Given task: Look through the material below for "name". Copy every line that contains it.

Records to process:
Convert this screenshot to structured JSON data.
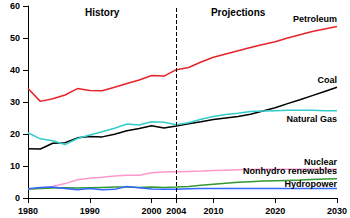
{
  "chart_data": {
    "type": "line",
    "x": [
      1980,
      1982,
      1984,
      1986,
      1988,
      1990,
      1992,
      1994,
      1996,
      1998,
      2000,
      2002,
      2004,
      2006,
      2008,
      2010,
      2012,
      2014,
      2016,
      2018,
      2020,
      2022,
      2024,
      2026,
      2028,
      2030
    ],
    "series": [
      {
        "name": "Petroleum",
        "color": "#e8242a",
        "values": [
          34.2,
          30.2,
          31.0,
          32.2,
          34.2,
          33.6,
          33.5,
          34.6,
          35.8,
          36.9,
          38.3,
          38.1,
          40.1,
          40.8,
          42.5,
          44.0,
          45.0,
          46.0,
          47.0,
          48.0,
          48.8,
          50.0,
          51.0,
          52.0,
          52.8,
          53.6
        ]
      },
      {
        "name": "Coal",
        "color": "#000000",
        "values": [
          15.4,
          15.3,
          17.1,
          17.3,
          18.8,
          19.2,
          19.1,
          19.9,
          21.0,
          21.7,
          22.6,
          21.9,
          22.5,
          23.2,
          23.8,
          24.5,
          25.0,
          25.5,
          26.2,
          27.2,
          28.2,
          29.5,
          30.7,
          32.0,
          33.3,
          34.6
        ]
      },
      {
        "name": "Natural Gas",
        "color": "#33cccc",
        "values": [
          20.4,
          18.5,
          17.9,
          16.7,
          18.6,
          19.7,
          20.7,
          21.8,
          23.1,
          22.8,
          23.8,
          23.7,
          22.9,
          23.5,
          24.6,
          25.5,
          26.1,
          26.5,
          27.0,
          27.2,
          27.3,
          27.4,
          27.4,
          27.4,
          27.3,
          27.3
        ]
      },
      {
        "name": "Nuclear",
        "color": "#ff99cc",
        "values": [
          2.7,
          3.1,
          3.6,
          4.5,
          5.7,
          6.2,
          6.5,
          6.9,
          7.1,
          7.1,
          7.9,
          8.1,
          8.2,
          8.3,
          8.4,
          8.6,
          8.7,
          8.8,
          8.9,
          9.0,
          9.0,
          9.0,
          9.0,
          9.0,
          9.0,
          9.0
        ]
      },
      {
        "name": "Nonhydro renewables",
        "color": "#339933",
        "values": [
          2.8,
          3.0,
          3.1,
          3.2,
          3.1,
          3.2,
          3.3,
          3.4,
          3.4,
          3.3,
          3.4,
          3.3,
          3.4,
          3.6,
          4.0,
          4.3,
          4.6,
          4.9,
          5.1,
          5.3,
          5.4,
          5.5,
          5.6,
          5.8,
          5.9,
          6.0
        ]
      },
      {
        "name": "Hydropower",
        "color": "#3366ff",
        "values": [
          2.9,
          3.3,
          3.4,
          3.0,
          2.6,
          3.0,
          2.6,
          2.7,
          3.6,
          3.2,
          2.8,
          2.7,
          2.7,
          2.9,
          3.0,
          3.0,
          3.0,
          3.0,
          3.0,
          3.0,
          3.0,
          3.0,
          3.0,
          3.0,
          3.0,
          3.0
        ]
      }
    ],
    "xlim": [
      1980,
      2030
    ],
    "xticks": [
      1980,
      1990,
      2000,
      2004,
      2010,
      2020,
      2030
    ],
    "ylim": [
      0,
      60
    ],
    "yticks": [
      0,
      10,
      20,
      30,
      40,
      50,
      60
    ],
    "divider": 2004,
    "annotations": [
      {
        "text": "History",
        "x": 1992,
        "y": 58
      },
      {
        "text": "Projections",
        "x": 2014,
        "y": 58
      }
    ],
    "grid": false
  }
}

Result of this task:
        "name": "Petroleum",
        "name": "Coal",
        "name": "Natural Gas",
        "name": "Nuclear",
        "name": "Nonhydro renewables",
        "name": "Hydropower",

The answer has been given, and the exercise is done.